Work instructions
Give the listing again, word for word.
★ ★ ★
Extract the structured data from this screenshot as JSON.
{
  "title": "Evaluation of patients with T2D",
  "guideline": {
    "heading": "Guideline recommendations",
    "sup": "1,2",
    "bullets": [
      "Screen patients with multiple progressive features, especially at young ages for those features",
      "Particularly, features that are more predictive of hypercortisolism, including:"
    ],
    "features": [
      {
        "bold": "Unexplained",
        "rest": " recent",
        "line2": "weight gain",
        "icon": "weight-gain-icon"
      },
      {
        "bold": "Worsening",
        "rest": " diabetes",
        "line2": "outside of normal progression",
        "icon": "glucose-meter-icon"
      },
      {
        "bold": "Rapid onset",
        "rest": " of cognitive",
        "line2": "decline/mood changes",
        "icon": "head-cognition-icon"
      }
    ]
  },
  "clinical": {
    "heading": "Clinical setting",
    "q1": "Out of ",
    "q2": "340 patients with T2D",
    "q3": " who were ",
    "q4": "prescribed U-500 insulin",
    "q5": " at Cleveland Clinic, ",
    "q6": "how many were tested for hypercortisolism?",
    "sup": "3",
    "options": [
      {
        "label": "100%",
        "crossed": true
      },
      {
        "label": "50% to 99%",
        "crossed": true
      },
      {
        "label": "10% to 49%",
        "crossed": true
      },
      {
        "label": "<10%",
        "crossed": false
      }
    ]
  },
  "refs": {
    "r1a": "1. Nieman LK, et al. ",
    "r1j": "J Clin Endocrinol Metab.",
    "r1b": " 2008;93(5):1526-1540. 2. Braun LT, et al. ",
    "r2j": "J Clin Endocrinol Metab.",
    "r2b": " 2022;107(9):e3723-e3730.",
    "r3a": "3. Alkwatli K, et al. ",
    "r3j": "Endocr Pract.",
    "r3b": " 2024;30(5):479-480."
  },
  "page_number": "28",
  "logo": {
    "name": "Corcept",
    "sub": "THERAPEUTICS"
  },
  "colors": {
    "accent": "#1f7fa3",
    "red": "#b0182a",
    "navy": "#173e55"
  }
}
★ ★ ★
Result
Extract the structured data from this screenshot as JSON.
{
  "title": "Evaluation of patients with T2D",
  "guideline": {
    "heading": "Guideline recommendations",
    "sup": "1,2",
    "bullets": [
      "Screen patients with multiple progressive features, especially at young ages for those features",
      "Particularly, features that are more predictive of hypercortisolism, including:"
    ],
    "features": [
      {
        "bold": "Unexplained",
        "rest": " recent",
        "line2": "weight gain",
        "icon": "weight-gain-icon"
      },
      {
        "bold": "Worsening",
        "rest": " diabetes",
        "line2": "outside of normal progression",
        "icon": "glucose-meter-icon"
      },
      {
        "bold": "Rapid onset",
        "rest": " of cognitive",
        "line2": "decline/mood changes",
        "icon": "head-cognition-icon"
      }
    ]
  },
  "clinical": {
    "heading": "Clinical setting",
    "q1": "Out of ",
    "q2": "340 patients with T2D",
    "q3": " who were ",
    "q4": "prescribed U-500 insulin",
    "q5": " at Cleveland Clinic, ",
    "q6": "how many were tested for hypercortisolism?",
    "sup": "3",
    "options": [
      {
        "label": "100%",
        "crossed": true
      },
      {
        "label": "50% to 99%",
        "crossed": true
      },
      {
        "label": "10% to 49%",
        "crossed": true
      },
      {
        "label": "<10%",
        "crossed": false
      }
    ]
  },
  "refs": {
    "r1a": "1. Nieman LK, et al. ",
    "r1j": "J Clin Endocrinol Metab.",
    "r1b": " 2008;93(5):1526-1540. 2. Braun LT, et al. ",
    "r2j": "J Clin Endocrinol Metab.",
    "r2b": " 2022;107(9):e3723-e3730.",
    "r3a": "3. Alkwatli K, et al. ",
    "r3j": "Endocr Pract.",
    "r3b": " 2024;30(5):479-480."
  },
  "page_number": "28",
  "logo": {
    "name": "Corcept",
    "sub": "THERAPEUTICS"
  },
  "colors": {
    "accent": "#1f7fa3",
    "red": "#b0182a",
    "navy": "#173e55"
  }
}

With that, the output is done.